## PROBLEM TO SOLVE:
Reproduce every record below exactly as written, leaving out any pictures.

## DATASET CONTENT:
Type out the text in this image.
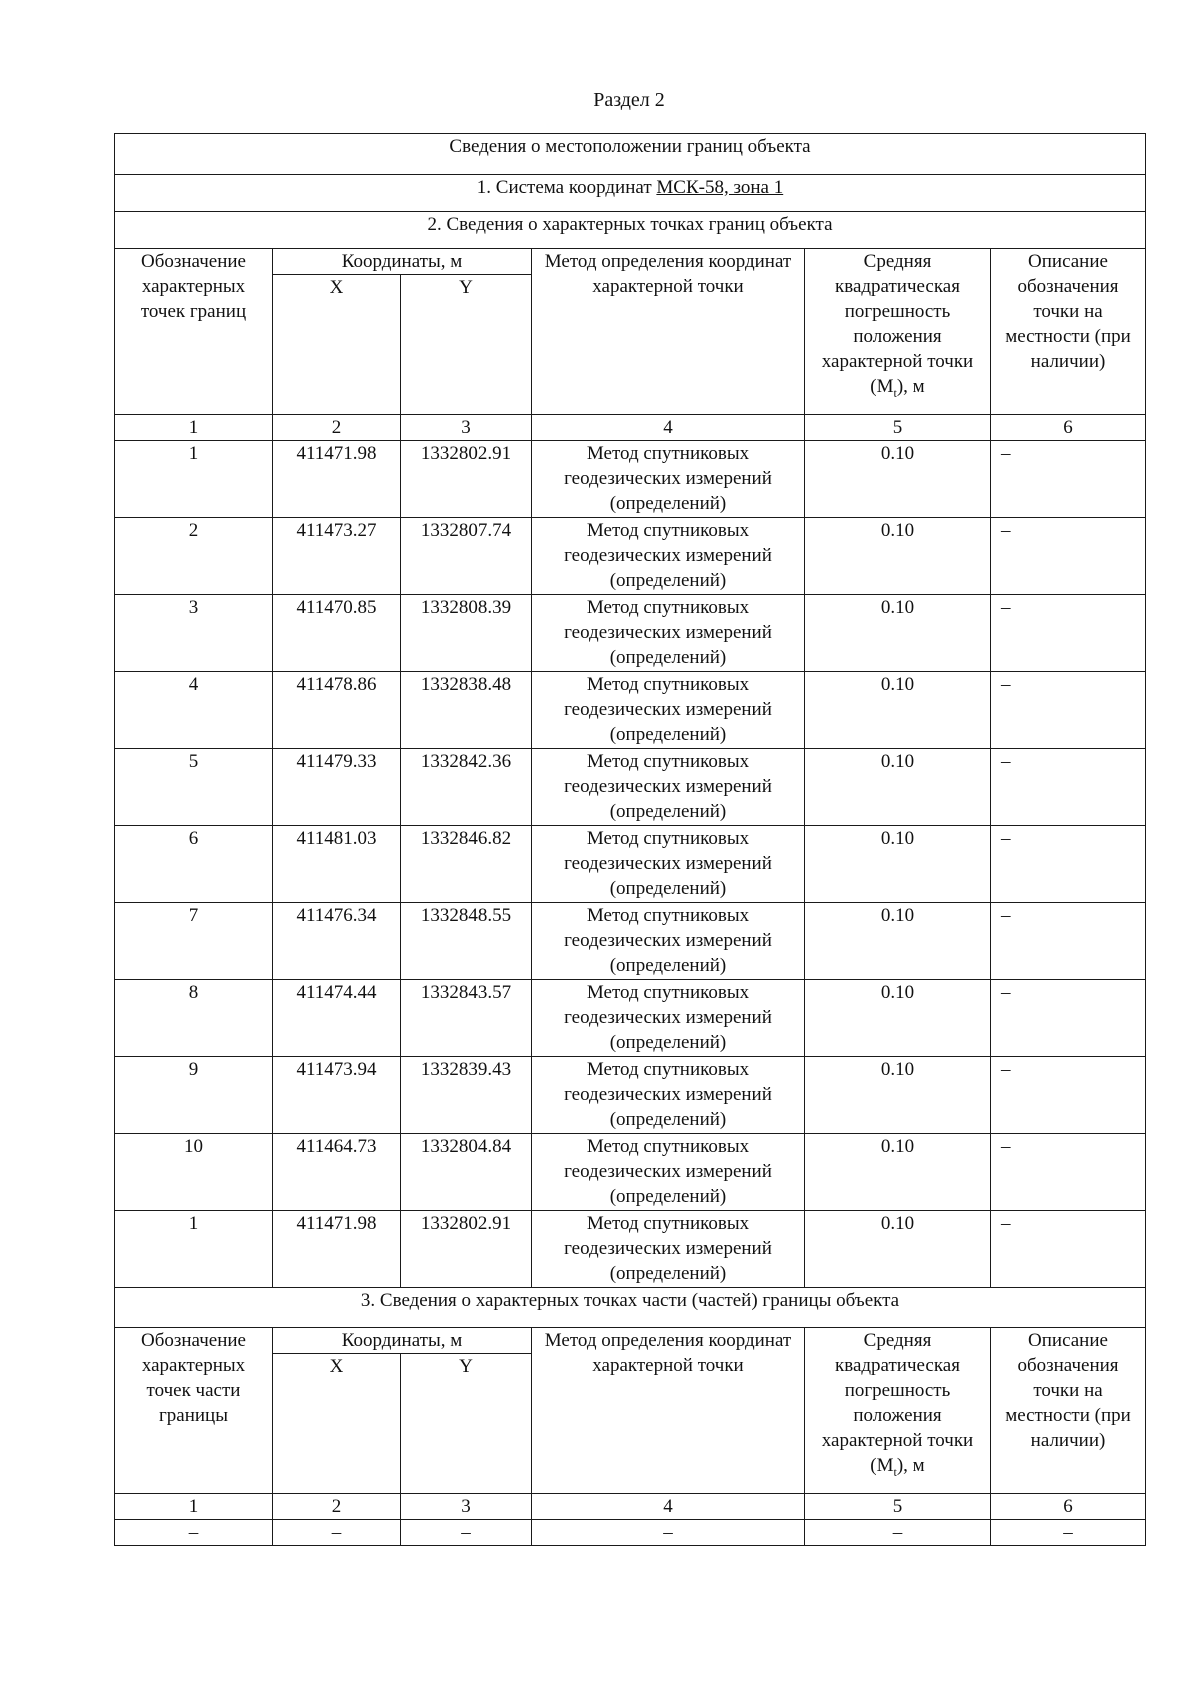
Раздел 2
Сведения о местоположении границ объекта					
1. Система координат МСК-58, зона 1					
2. Сведения о характерных точках границ объекта					
Обозначение характерных точек границ	Координаты, м		Метод определения координат характерной точки	Средняя квадратическая погрешность положения характерной точки $(M_t)$, м	Описание обозначения точки на местности (при наличии)
	X	Y			
1	2	3	4	5	6
1	411471.98	1332802.91	Метод спутниковых геодезических измерений (определений)	0.10	–
2	411473.27	1332807.74	Метод спутниковых геодезических измерений (определений)	0.10	–
3	411470.85	1332808.39	Метод спутниковых геодезических измерений (определений)	0.10	–
4	411478.86	1332838.48	Метод спутниковых геодезических измерений (определений)	0.10	–
5	411479.33	1332842.36	Метод спутниковых геодезических измерений (определений)	0.10	–
6	411481.03	1332846.82	Метод спутниковых геодезических измерений (определений)	0.10	–
7	411476.34	1332848.55	Метод спутниковых геодезических измерений (определений)	0.10	–
8	411474.44	1332843.57	Метод спутниковых геодезических измерений (определений)	0.10	–
9	411473.94	1332839.43	Метод спутниковых геодезических измерений (определений)	0.10	–
10	411464.73	1332804.84	Метод спутниковых геодезических измерений (определений)	0.10	–
1	411471.98	1332802.91	Метод спутниковых геодезических измерений (определений)	0.10	–
3. Сведения о характерных точках части (частей) границы объекта					
Обозначение характерных точек части границы	Координаты, м		Метод определения координат характерной точки	Средняя квадратическая погрешность положения характерной точки $(M_t)$, м	Описание обозначения точки на местности (при наличии)
	X	Y			
1	2	3	4	5	6
–	–	–	–	–	–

## SOLVED EXERCISE:
Type out the text in this image.
Раздел 2
Сведения о местоположении границ объекта					
1. Система координат МСК-58, зона 1					
2. Сведения о характерных точках границ объекта					
Обозначение характерных точек границ	Координаты, м		Метод определения координат характерной точки	Средняя квадратическая погрешность положения характерной точки $(M_t)$, м	Описание обозначения точки на местности (при наличии)
	X	Y			
1	2	3	4	5	6
1	411471.98	1332802.91	Метод спутниковых геодезических измерений (определений)	0.10	–
2	411473.27	1332807.74	Метод спутниковых геодезических измерений (определений)	0.10	–
3	411470.85	1332808.39	Метод спутниковых геодезических измерений (определений)	0.10	–
4	411478.86	1332838.48	Метод спутниковых геодезических измерений (определений)	0.10	–
5	411479.33	1332842.36	Метод спутниковых геодезических измерений (определений)	0.10	–
6	411481.03	1332846.82	Метод спутниковых геодезических измерений (определений)	0.10	–
7	411476.34	1332848.55	Метод спутниковых геодезических измерений (определений)	0.10	–
8	411474.44	1332843.57	Метод спутниковых геодезических измерений (определений)	0.10	–
9	411473.94	1332839.43	Метод спутниковых геодезических измерений (определений)	0.10	–
10	411464.73	1332804.84	Метод спутниковых геодезических измерений (определений)	0.10	–
1	411471.98	1332802.91	Метод спутниковых геодезических измерений (определений)	0.10	–
3. Сведения о характерных точках части (частей) границы объекта					
Обозначение характерных точек части границы	Координаты, м		Метод определения координат характерной точки	Средняя квадратическая погрешность положения характерной точки $(M_t)$, м	Описание обозначения точки на местности (при наличии)
	X	Y			
1	2	3	4	5	6
–	–	–	–	–	–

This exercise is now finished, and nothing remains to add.